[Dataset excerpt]

◇ ◇ ◇ ◇ ◇

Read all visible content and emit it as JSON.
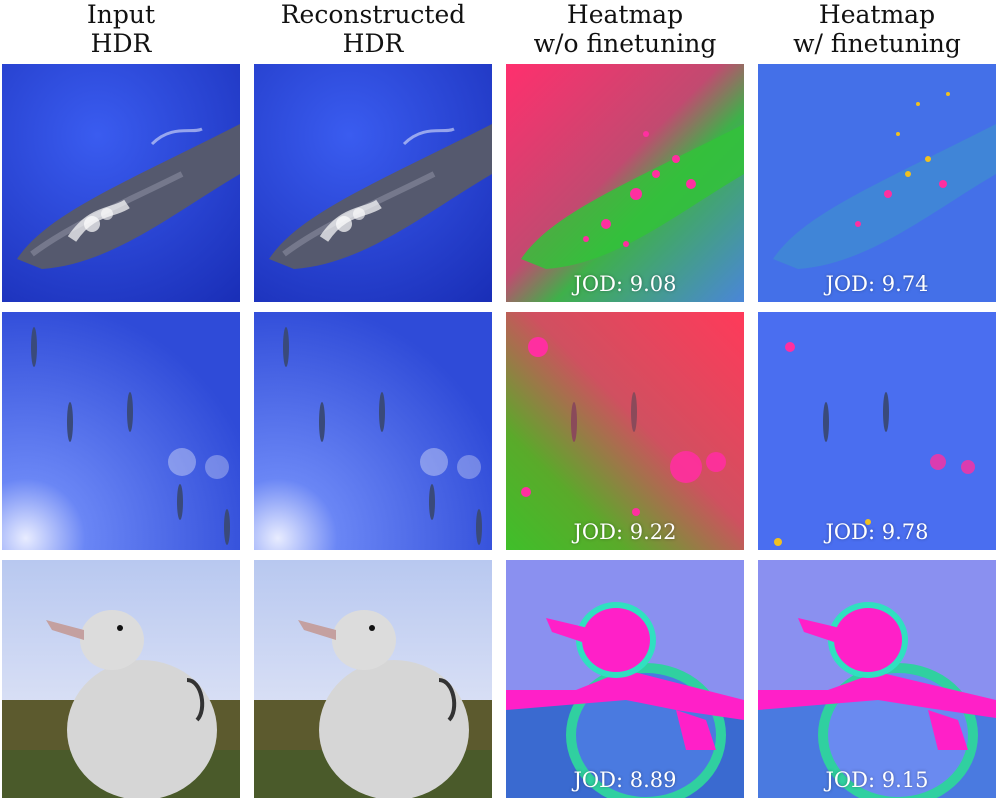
{
  "columns": [
    {
      "line1": "Input",
      "line2": "HDR"
    },
    {
      "line1": "Reconstructed",
      "line2": "HDR"
    },
    {
      "line1": "Heatmap",
      "line2": "w/o finetuning"
    },
    {
      "line1": "Heatmap",
      "line2": "w/ finetuning"
    }
  ],
  "rows": [
    {
      "jod_wo": "JOD: 9.08",
      "jod_w": "JOD: 9.74"
    },
    {
      "jod_wo": "JOD: 9.22",
      "jod_w": "JOD: 9.78"
    },
    {
      "jod_wo": "JOD: 8.89",
      "jod_w": "JOD: 9.15"
    }
  ]
}
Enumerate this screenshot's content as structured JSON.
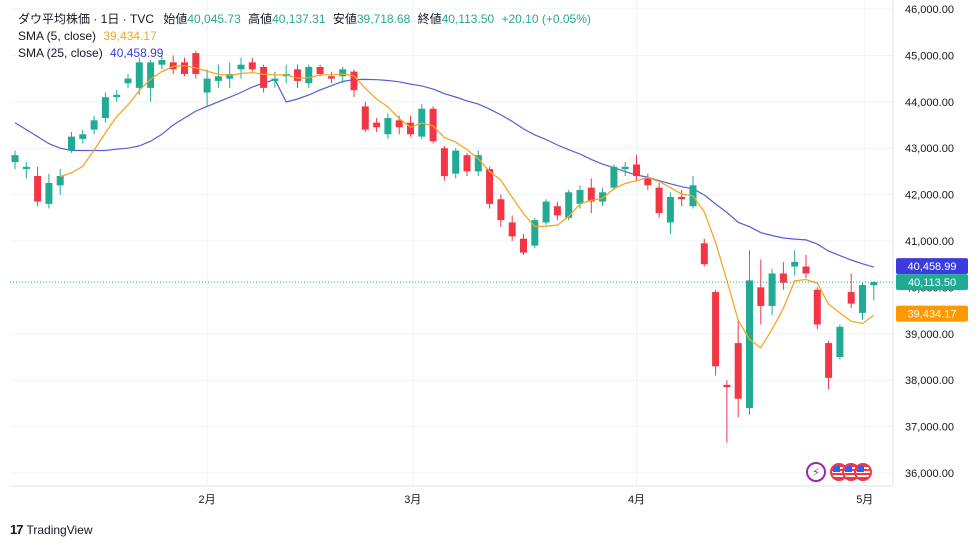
{
  "header": {
    "title": "ダウ平均株価 · 1日 · TVC",
    "open_label": "始値",
    "open": "40,045.73",
    "high_label": "高値",
    "high": "40,137.31",
    "low_label": "安値",
    "low": "39,718.68",
    "close_label": "終値",
    "close": "40,113.50",
    "change": "+20.10 (+0.05%)"
  },
  "indicators": {
    "sma5_label": "SMA (5, close)",
    "sma5_value": "39,434.17",
    "sma25_label": "SMA (25, close)",
    "sma25_value": "40,458.99"
  },
  "price_badges": {
    "sma25": "40,458.99",
    "last": "40,113.50",
    "sma5": "39,434.17"
  },
  "branding": {
    "name": "TradingView"
  },
  "colors": {
    "up": "#22ab94",
    "down": "#f23645",
    "sma5": "#f5a623",
    "sma25": "#5b5bd6",
    "grid": "#f0f3fa"
  },
  "chart_data": {
    "type": "candlestick",
    "y_ticks": [
      "36,000.00",
      "37,000.00",
      "38,000.00",
      "39,000.00",
      "40,000.00",
      "41,000.00",
      "42,000.00",
      "43,000.00",
      "44,000.00",
      "45,000.00",
      "46,000.00"
    ],
    "x_ticks": [
      "2月",
      "3月",
      "4月",
      "5月"
    ],
    "ylim": [
      35700,
      46050
    ],
    "last_price": 40113.5,
    "candles": [
      {
        "o": 42700,
        "h": 42950,
        "l": 42550,
        "c": 42850
      },
      {
        "o": 42550,
        "h": 42700,
        "l": 42350,
        "c": 42600
      },
      {
        "o": 42400,
        "h": 42600,
        "l": 41750,
        "c": 41850
      },
      {
        "o": 41800,
        "h": 42450,
        "l": 41700,
        "c": 42250
      },
      {
        "o": 42200,
        "h": 42550,
        "l": 42000,
        "c": 42400
      },
      {
        "o": 42950,
        "h": 43350,
        "l": 42900,
        "c": 43250
      },
      {
        "o": 43200,
        "h": 43400,
        "l": 43100,
        "c": 43300
      },
      {
        "o": 43400,
        "h": 43700,
        "l": 43300,
        "c": 43600
      },
      {
        "o": 43650,
        "h": 44200,
        "l": 43550,
        "c": 44100
      },
      {
        "o": 44100,
        "h": 44250,
        "l": 44000,
        "c": 44150
      },
      {
        "o": 44400,
        "h": 44600,
        "l": 44300,
        "c": 44500
      },
      {
        "o": 44300,
        "h": 44950,
        "l": 44150,
        "c": 44850
      },
      {
        "o": 44300,
        "h": 44900,
        "l": 44000,
        "c": 44850
      },
      {
        "o": 44800,
        "h": 45000,
        "l": 44700,
        "c": 44900
      },
      {
        "o": 44850,
        "h": 45000,
        "l": 44600,
        "c": 44700
      },
      {
        "o": 44850,
        "h": 44950,
        "l": 44550,
        "c": 44600
      },
      {
        "o": 45050,
        "h": 45100,
        "l": 44500,
        "c": 44600
      },
      {
        "o": 44200,
        "h": 44700,
        "l": 43900,
        "c": 44500
      },
      {
        "o": 44450,
        "h": 44800,
        "l": 44300,
        "c": 44550
      },
      {
        "o": 44500,
        "h": 44850,
        "l": 44300,
        "c": 44600
      },
      {
        "o": 44700,
        "h": 44950,
        "l": 44500,
        "c": 44800
      },
      {
        "o": 44850,
        "h": 44950,
        "l": 44650,
        "c": 44700
      },
      {
        "o": 44750,
        "h": 44800,
        "l": 44200,
        "c": 44300
      },
      {
        "o": 44450,
        "h": 44650,
        "l": 44300,
        "c": 44500
      },
      {
        "o": 44550,
        "h": 44800,
        "l": 44400,
        "c": 44600
      },
      {
        "o": 44700,
        "h": 44800,
        "l": 44300,
        "c": 44450
      },
      {
        "o": 44400,
        "h": 44800,
        "l": 44300,
        "c": 44750
      },
      {
        "o": 44750,
        "h": 44800,
        "l": 44550,
        "c": 44600
      },
      {
        "o": 44550,
        "h": 44650,
        "l": 44400,
        "c": 44500
      },
      {
        "o": 44550,
        "h": 44750,
        "l": 44400,
        "c": 44700
      },
      {
        "o": 44650,
        "h": 44700,
        "l": 44100,
        "c": 44250
      },
      {
        "o": 43900,
        "h": 44000,
        "l": 43350,
        "c": 43400
      },
      {
        "o": 43550,
        "h": 43650,
        "l": 43350,
        "c": 43450
      },
      {
        "o": 43300,
        "h": 43750,
        "l": 43200,
        "c": 43650
      },
      {
        "o": 43600,
        "h": 43700,
        "l": 43300,
        "c": 43450
      },
      {
        "o": 43550,
        "h": 43700,
        "l": 43250,
        "c": 43300
      },
      {
        "o": 43250,
        "h": 43950,
        "l": 43200,
        "c": 43850
      },
      {
        "o": 43850,
        "h": 43900,
        "l": 43100,
        "c": 43150
      },
      {
        "o": 43000,
        "h": 43050,
        "l": 42300,
        "c": 42400
      },
      {
        "o": 42450,
        "h": 43000,
        "l": 42350,
        "c": 42950
      },
      {
        "o": 42850,
        "h": 42900,
        "l": 42400,
        "c": 42500
      },
      {
        "o": 42500,
        "h": 42950,
        "l": 42400,
        "c": 42850
      },
      {
        "o": 42550,
        "h": 42600,
        "l": 41700,
        "c": 41800
      },
      {
        "o": 41900,
        "h": 42000,
        "l": 41300,
        "c": 41450
      },
      {
        "o": 41400,
        "h": 41550,
        "l": 41000,
        "c": 41100
      },
      {
        "o": 41050,
        "h": 41150,
        "l": 40700,
        "c": 40750
      },
      {
        "o": 40900,
        "h": 41500,
        "l": 40850,
        "c": 41450
      },
      {
        "o": 41400,
        "h": 41900,
        "l": 41350,
        "c": 41850
      },
      {
        "o": 41750,
        "h": 41850,
        "l": 41450,
        "c": 41550
      },
      {
        "o": 41500,
        "h": 42100,
        "l": 41450,
        "c": 42050
      },
      {
        "o": 41800,
        "h": 42200,
        "l": 41700,
        "c": 42100
      },
      {
        "o": 42150,
        "h": 42350,
        "l": 41600,
        "c": 41850
      },
      {
        "o": 41850,
        "h": 42150,
        "l": 41750,
        "c": 42050
      },
      {
        "o": 42150,
        "h": 42650,
        "l": 42100,
        "c": 42600
      },
      {
        "o": 42550,
        "h": 42700,
        "l": 42400,
        "c": 42600
      },
      {
        "o": 42650,
        "h": 42850,
        "l": 42300,
        "c": 42400
      },
      {
        "o": 42350,
        "h": 42450,
        "l": 42100,
        "c": 42200
      },
      {
        "o": 42150,
        "h": 42250,
        "l": 41500,
        "c": 41600
      },
      {
        "o": 41400,
        "h": 42050,
        "l": 41150,
        "c": 41950
      },
      {
        "o": 41950,
        "h": 42100,
        "l": 41750,
        "c": 41900
      },
      {
        "o": 41750,
        "h": 42400,
        "l": 41700,
        "c": 42200
      },
      {
        "o": 40950,
        "h": 41050,
        "l": 40450,
        "c": 40500
      },
      {
        "o": 39900,
        "h": 39950,
        "l": 38100,
        "c": 38300
      },
      {
        "o": 37900,
        "h": 38000,
        "l": 36650,
        "c": 37850
      },
      {
        "o": 38800,
        "h": 39300,
        "l": 37200,
        "c": 37600
      },
      {
        "o": 37400,
        "h": 40800,
        "l": 37250,
        "c": 40150
      },
      {
        "o": 40000,
        "h": 40600,
        "l": 39200,
        "c": 39600
      },
      {
        "o": 39600,
        "h": 40400,
        "l": 39400,
        "c": 40300
      },
      {
        "o": 40300,
        "h": 40550,
        "l": 39950,
        "c": 40100
      },
      {
        "o": 40450,
        "h": 40800,
        "l": 40250,
        "c": 40550
      },
      {
        "o": 40450,
        "h": 40700,
        "l": 40200,
        "c": 40300
      },
      {
        "o": 39950,
        "h": 40000,
        "l": 39100,
        "c": 39200
      },
      {
        "o": 38800,
        "h": 38850,
        "l": 37800,
        "c": 38050
      },
      {
        "o": 38500,
        "h": 39200,
        "l": 38450,
        "c": 39150
      },
      {
        "o": 39900,
        "h": 40300,
        "l": 39550,
        "c": 39650
      },
      {
        "o": 39450,
        "h": 40100,
        "l": 39300,
        "c": 40050
      },
      {
        "o": 40045.73,
        "h": 40137.31,
        "l": 39718.68,
        "c": 40113.5
      }
    ]
  }
}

◇ ◇ ◇ ◇ ◇

→ **PROBLEM REQUIREMENTS**:
Every line of the records that includes the word "finetuning" should be gathered.

→ **SOLUTION TO THIS TASK**:
      "line2": "w/o finetuning"
      "line2": "w/ finetuning"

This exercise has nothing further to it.